Task brief
In the entries below, find every line with "breadcrumb" and copy it.

Data listing
=-=-=-=-=

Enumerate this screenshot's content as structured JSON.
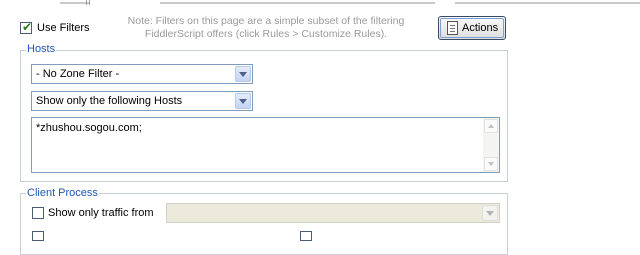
{
  "use_filters": {
    "label": "Use Filters",
    "checked": true
  },
  "note": {
    "line1": "Note: Filters on this page are a simple subset of the filtering",
    "line2": "FiddlerScript offers (click Rules > Customize Rules)."
  },
  "actions_button": {
    "label": "Actions",
    "icon": "document-icon"
  },
  "hosts": {
    "title": "Hosts",
    "zone_filter": "- No Zone Filter -",
    "host_filter": "Show only the following Hosts",
    "host_list": "*zhushou.sogou.com;"
  },
  "client_process": {
    "title": "Client Process",
    "show_only_traffic_from": {
      "label": "Show only traffic from",
      "checked": false
    },
    "process_value": ""
  }
}
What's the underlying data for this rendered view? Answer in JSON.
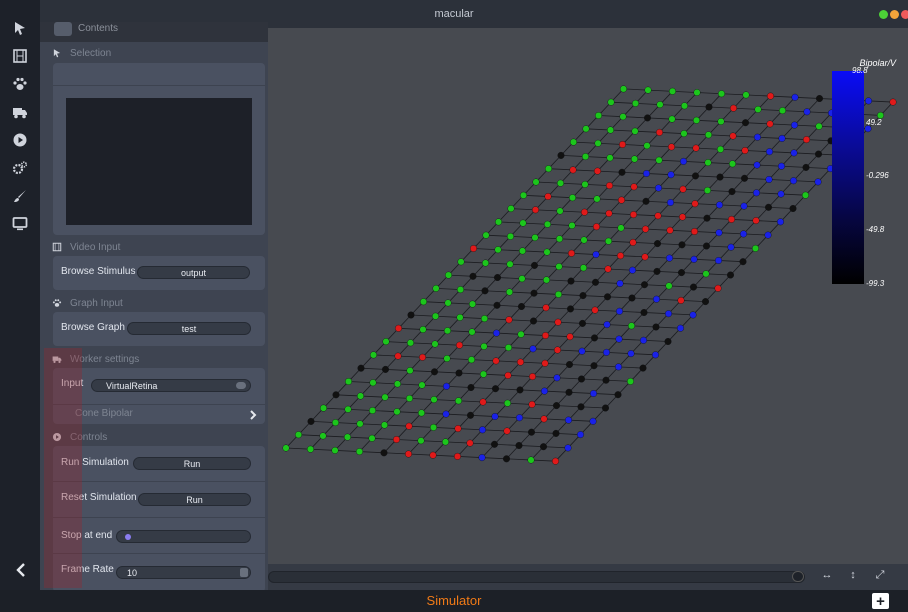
{
  "window": {
    "title": "macular"
  },
  "panel": {
    "header_label": "Contents"
  },
  "sections": {
    "selection": "Selection",
    "video_input": "Video Input",
    "graph_input": "Graph Input",
    "worker_settings": "Worker settings",
    "controls": "Controls"
  },
  "video_input": {
    "browse_label": "Browse Stimulus",
    "browse_value": "output"
  },
  "graph_input": {
    "browse_label": "Browse Graph",
    "browse_value": "test"
  },
  "worker": {
    "input_label": "Input",
    "input_value": "VirtualRetina",
    "submenu": "Cone Bipolar"
  },
  "controls": {
    "run_label": "Run Simulation",
    "run_button": "Run",
    "reset_label": "Reset Simulation",
    "reset_button": "Run",
    "stop_label": "Stop at end",
    "frame_rate_label": "Frame Rate",
    "frame_rate_value": "10"
  },
  "legend": {
    "title": "Bipolar/V",
    "ticks": [
      "98.8",
      "49.2",
      "-0.296",
      "-49.8",
      "-99.3"
    ]
  },
  "status": {
    "title": "Simulator"
  },
  "colors": {
    "accent": "#f07a17",
    "red": "#e01a1a",
    "green": "#1cc61c",
    "blue": "#1a22e8",
    "black": "#111111"
  },
  "icons": {
    "toolstrip": [
      "pointer-icon",
      "film-icon",
      "paw-icon",
      "truck-icon",
      "play-icon",
      "gears-icon",
      "brush-icon",
      "monitor-icon"
    ],
    "bottom": [
      "fit-horizontal-icon",
      "fit-vertical-icon",
      "expand-icon"
    ]
  }
}
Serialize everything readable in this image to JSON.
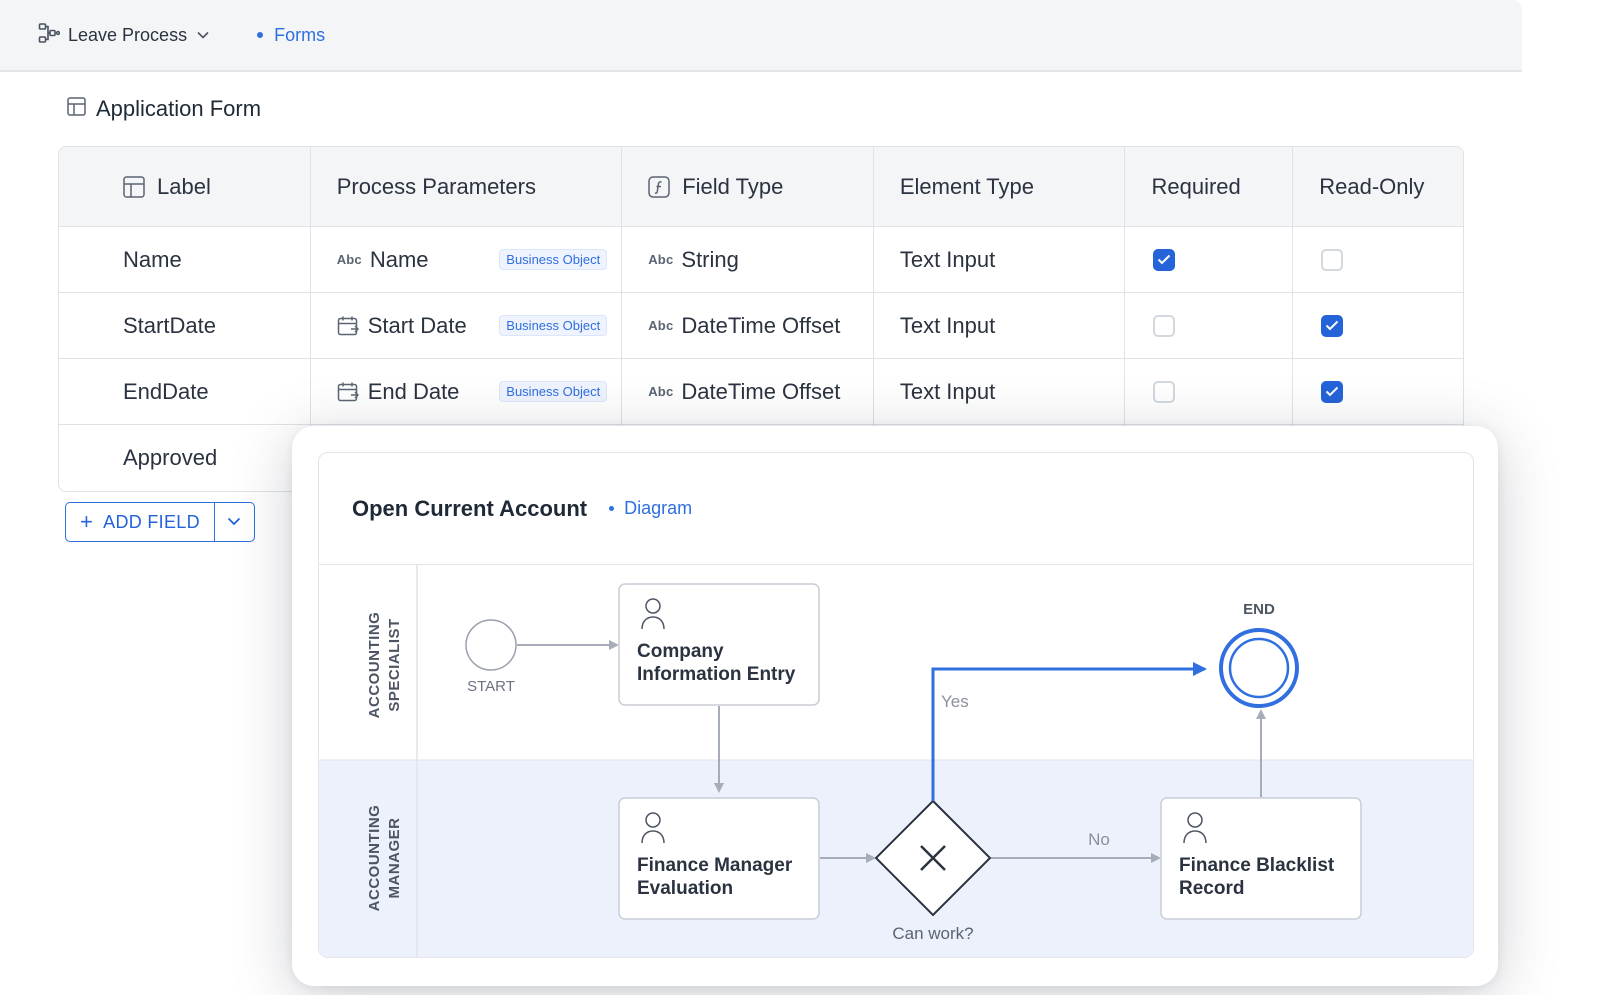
{
  "topbar": {
    "process_label": "Leave Process",
    "breadcrumb": "Forms"
  },
  "form": {
    "title": "Application Form",
    "columns": [
      "Label",
      "Process Parameters",
      "Field Type",
      "Element Type",
      "Required",
      "Read-Only"
    ],
    "rows": [
      {
        "label": "Name",
        "param": "Name",
        "param_icon": "abc-icon",
        "badge": "Business Object",
        "field_type": "String",
        "element_type": "Text Input",
        "required": true,
        "read_only": false
      },
      {
        "label": "StartDate",
        "param": "Start Date",
        "param_icon": "calendar-icon",
        "badge": "Business Object",
        "field_type": "DateTime Offset",
        "element_type": "Text Input",
        "required": false,
        "read_only": true
      },
      {
        "label": "EndDate",
        "param": "End Date",
        "param_icon": "calendar-icon",
        "badge": "Business Object",
        "field_type": "DateTime Offset",
        "element_type": "Text Input",
        "required": false,
        "read_only": true
      },
      {
        "label": "Approved"
      }
    ],
    "abc_glyph": "Abc",
    "add_field_label": "ADD FIELD"
  },
  "diagram": {
    "title": "Open Current Account",
    "breadcrumb": "Diagram",
    "lanes": [
      {
        "line1": "ACCOUNTING",
        "line2": "SPECIALIST"
      },
      {
        "line1": "ACCOUNTING",
        "line2": "MANAGER"
      }
    ],
    "start_label": "START",
    "end_label": "END",
    "tasks": {
      "company": [
        "Company",
        "Information Entry"
      ],
      "finance_manager": [
        "Finance Manager",
        "Evaluation"
      ],
      "blacklist": [
        "Finance Blacklist",
        "Record"
      ]
    },
    "gateway_label": "Can work?",
    "yes_label": "Yes",
    "no_label": "No",
    "colors": {
      "accent": "#2f6fe0",
      "lane_bg": "#edf1fb",
      "connector": "#a7adb8"
    }
  }
}
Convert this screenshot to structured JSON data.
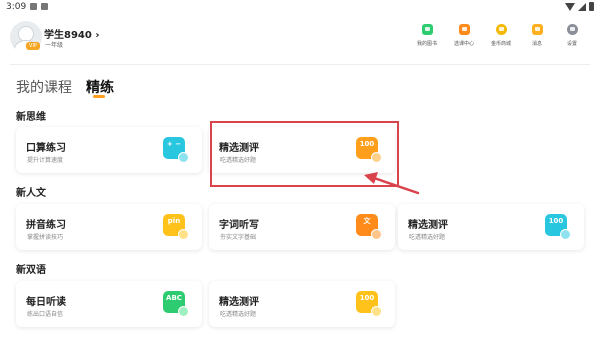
{
  "status_bar": {
    "time": "3:09"
  },
  "profile": {
    "name": "学生8940",
    "chevron": "›",
    "grade": "一年级",
    "badge": "VIP"
  },
  "top_menu": [
    {
      "label": "我的图书",
      "icon": "book-icon",
      "color": "#2ecc71"
    },
    {
      "label": "选课中心",
      "icon": "course-icon",
      "color": "#ff8c1a"
    },
    {
      "label": "金币商城",
      "icon": "coin-icon",
      "color": "#f5b800"
    },
    {
      "label": "消息",
      "icon": "message-icon",
      "color": "#ffb020"
    },
    {
      "label": "设置",
      "icon": "gear-icon",
      "color": "#8a8f98"
    }
  ],
  "tabs": [
    {
      "label": "我的课程",
      "active": false
    },
    {
      "label": "精练",
      "active": true
    }
  ],
  "sections": [
    {
      "title": "新思维",
      "cards": [
        {
          "title": "口算练习",
          "subtitle": "提升计算速度",
          "icon": "math-icon",
          "icon_text": "+ −",
          "color": "#29c6e0"
        },
        {
          "title": "精选测评",
          "subtitle": "吃透精选好题",
          "icon": "score-100-icon",
          "icon_text": "100",
          "color": "#ff9f1c"
        }
      ]
    },
    {
      "title": "新人文",
      "cards": [
        {
          "title": "拼音练习",
          "subtitle": "掌握拼读技巧",
          "icon": "pinyin-icon",
          "icon_text": "pin",
          "color": "#ffc21a"
        },
        {
          "title": "字词听写",
          "subtitle": "夯实文字基础",
          "icon": "chinese-character-icon",
          "icon_text": "文",
          "color": "#ff8c1a"
        },
        {
          "title": "精选测评",
          "subtitle": "吃透精选好题",
          "icon": "score-100-icon",
          "icon_text": "100",
          "color": "#29c6e0"
        }
      ]
    },
    {
      "title": "新双语",
      "cards": [
        {
          "title": "每日听读",
          "subtitle": "练出口语自信",
          "icon": "abc-icon",
          "icon_text": "ABC",
          "color": "#2ecc71"
        },
        {
          "title": "精选测评",
          "subtitle": "吃透精选好题",
          "icon": "score-100-icon",
          "icon_text": "100",
          "color": "#ffc21a"
        }
      ]
    }
  ],
  "annotation": {
    "color": "#d9434b",
    "target": "新思维 精选测评"
  }
}
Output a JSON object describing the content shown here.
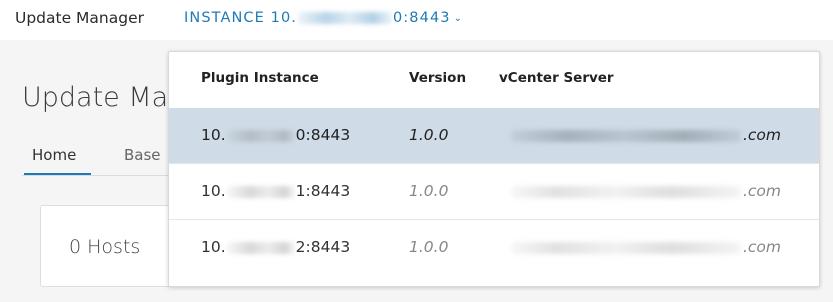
{
  "header": {
    "app_title": "Update Manager",
    "instance": {
      "prefix": "INSTANCE 10.",
      "suffix": "0:8443",
      "chevron": "⌄"
    }
  },
  "page": {
    "heading": "Update Ma",
    "tabs": [
      {
        "label": "Home",
        "active": true
      },
      {
        "label": "Base",
        "active": false
      }
    ],
    "hosts_card": {
      "label": "0 Hosts"
    }
  },
  "dropdown": {
    "columns": [
      "Plugin Instance",
      "Version",
      "vCenter Server"
    ],
    "rows": [
      {
        "ip_prefix": "10.",
        "ip_suffix": "0:8443",
        "version": "1.0.0",
        "vc_suffix": ".com",
        "selected": true
      },
      {
        "ip_prefix": "10.",
        "ip_suffix": "1:8443",
        "version": "1.0.0",
        "vc_suffix": ".com",
        "selected": false
      },
      {
        "ip_prefix": "10.",
        "ip_suffix": "2:8443",
        "version": "1.0.0",
        "vc_suffix": ".com",
        "selected": false
      }
    ]
  },
  "colors": {
    "accent": "#1f7ab8",
    "selected_row": "#cfdbe6"
  }
}
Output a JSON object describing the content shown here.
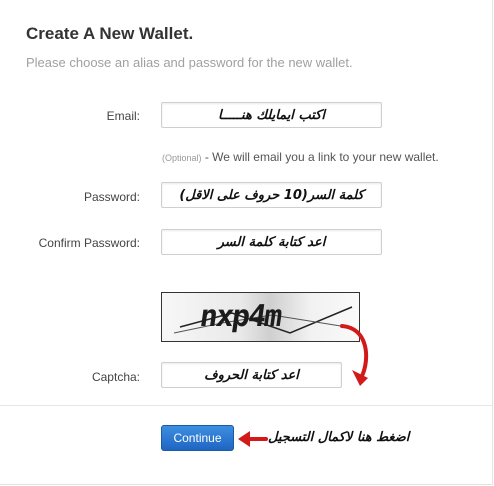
{
  "header": {
    "title": "Create A New Wallet.",
    "subtitle": "Please choose an alias and password for the new wallet."
  },
  "form": {
    "email": {
      "label": "Email:",
      "value": "اكتب ايمايلك هنـــــا"
    },
    "hint": {
      "optional": "(Optional)",
      "text": " - We will email you a link to your new wallet."
    },
    "password": {
      "label": "Password:",
      "value": "كلمة السر(10 حروف على الاقل)"
    },
    "confirm_password": {
      "label": "Confirm Password:",
      "value": "اعد كتابة كلمة السر"
    },
    "captcha": {
      "image_text": "nxp4m",
      "label": "Captcha:",
      "value": "اعد كتابة الحروف"
    }
  },
  "actions": {
    "continue_label": "Continue",
    "continue_annotation": "اضغط هنا لاكمال التسجيل"
  },
  "colors": {
    "button": "#1f65c3",
    "arrow": "#d21a1a"
  }
}
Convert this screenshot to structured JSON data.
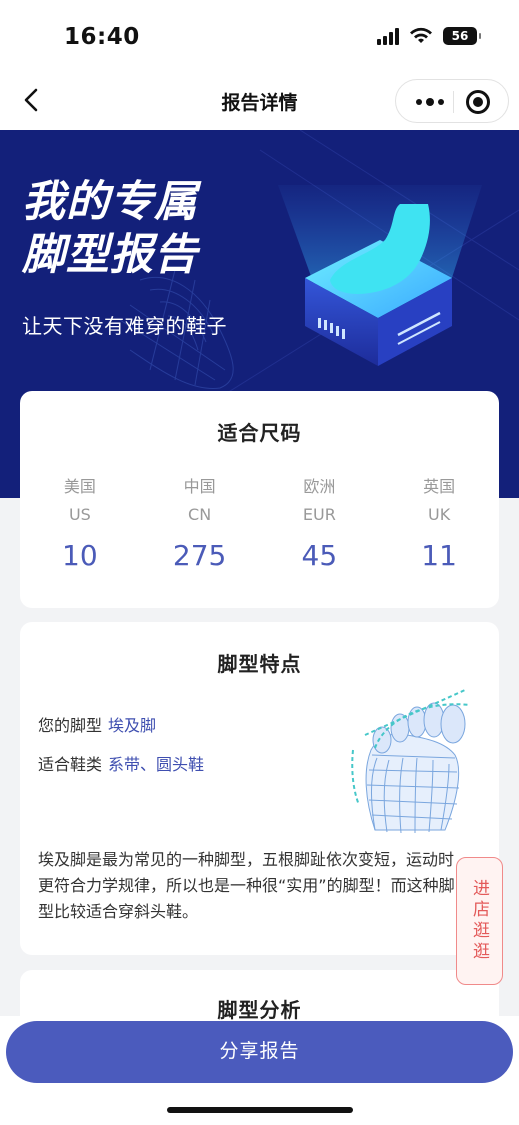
{
  "status": {
    "time": "16:40",
    "battery": "56"
  },
  "nav": {
    "title": "报告详情"
  },
  "banner": {
    "title_line1": "我的专属",
    "title_line2": "脚型报告",
    "subtitle": "让天下没有难穿的鞋子"
  },
  "size_card": {
    "title": "适合尺码",
    "sizes": [
      {
        "region": "美国",
        "code": "US",
        "value": "10"
      },
      {
        "region": "中国",
        "code": "CN",
        "value": "275"
      },
      {
        "region": "欧洲",
        "code": "EUR",
        "value": "45"
      },
      {
        "region": "英国",
        "code": "UK",
        "value": "11"
      }
    ]
  },
  "feature_card": {
    "title": "脚型特点",
    "foot_type_label": "您的脚型",
    "foot_type_value": "埃及脚",
    "shoe_type_label": "适合鞋类",
    "shoe_type_value": "系带、圆头鞋",
    "description": "埃及脚是最为常见的一种脚型，五根脚趾依次变短，运动时更符合力学规律，所以也是一种很“实用”的脚型！而这种脚型比较适合穿斜头鞋。"
  },
  "analysis_card": {
    "title": "脚型分析"
  },
  "float_button": {
    "label": "进店逛逛"
  },
  "share_button": {
    "label": "分享报告"
  },
  "colors": {
    "accent": "#4b5bbd",
    "banner_bg": "#13207a",
    "highlight": "#fde4c8",
    "shop_red": "#e35a5a"
  }
}
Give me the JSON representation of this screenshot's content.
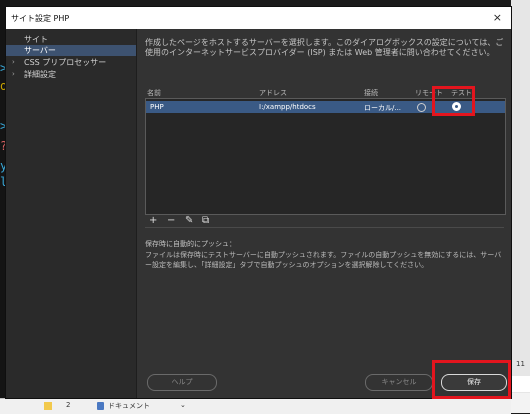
{
  "dialog": {
    "title": "サイト設定 PHP",
    "close_glyph": "×"
  },
  "sidebar": {
    "items": [
      {
        "label": "サイト",
        "chevron": ""
      },
      {
        "label": "サーバー",
        "chevron": ""
      },
      {
        "label": "CSS プリプロセッサー",
        "chevron": "›"
      },
      {
        "label": "詳細設定",
        "chevron": "›"
      }
    ],
    "selected_index": 1
  },
  "content": {
    "description": "作成したページをホストするサーバーを選択します。このダイアログボックスの設定については、ご使用のインターネットサービスプロバイダー (ISP) または Web 管理者に問い合わせてください。",
    "columns": [
      "名前",
      "アドレス",
      "接続",
      "リモート",
      "テスト"
    ],
    "rows": [
      {
        "name": "PHP",
        "address": "I:/xampp/htdocs",
        "connection": "ローカル/...",
        "remote": false,
        "testing": true
      }
    ],
    "tools": {
      "add": "+",
      "remove": "−",
      "edit": "✎",
      "duplicate": "⧉"
    },
    "auto_push_heading": "保存時に自動的にプッシュ：",
    "auto_push_text": "ファイルは保存時にテストサーバーに自動プッシュされます。ファイルの自動プッシュを無効にするには、サーバー設定を編集し、「詳細設定」タブで自動プッシュのオプションを選択解除してください。"
  },
  "buttons": {
    "help": "ヘルプ",
    "cancel": "キャンセル",
    "save": "保存"
  },
  "background": {
    "left_glyphs": [
      ">",
      "o",
      ">",
      "?",
      "y",
      "l"
    ],
    "right_number": "11",
    "taskbar_num": "2",
    "taskbar_doc": "ドキュメント",
    "taskbar_chevron": "⌄"
  },
  "colors": {
    "dialog_bg": "#333333",
    "selected_row": "#3a5a85",
    "selected_nav": "#3d5270",
    "highlight_red": "#e3151e"
  }
}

=-=-=-=-=

Response to the task
    "breadcrumb": "Forms"
    "breadcrumb": "Diagram",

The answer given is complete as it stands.